> [OBJECTIVE] Find each line with the word "Video" in it, then give the total alone.

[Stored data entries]
Begin

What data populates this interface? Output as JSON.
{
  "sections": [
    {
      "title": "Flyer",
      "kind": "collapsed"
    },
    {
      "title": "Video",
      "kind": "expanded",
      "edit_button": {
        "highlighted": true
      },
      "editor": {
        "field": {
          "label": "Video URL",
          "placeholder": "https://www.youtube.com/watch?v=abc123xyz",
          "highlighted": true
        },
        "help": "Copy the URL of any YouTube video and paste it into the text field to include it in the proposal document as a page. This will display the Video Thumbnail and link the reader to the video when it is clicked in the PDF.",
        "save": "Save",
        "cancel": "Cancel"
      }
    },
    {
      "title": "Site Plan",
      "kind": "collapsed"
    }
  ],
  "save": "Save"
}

End

> [TASK RESULT] 3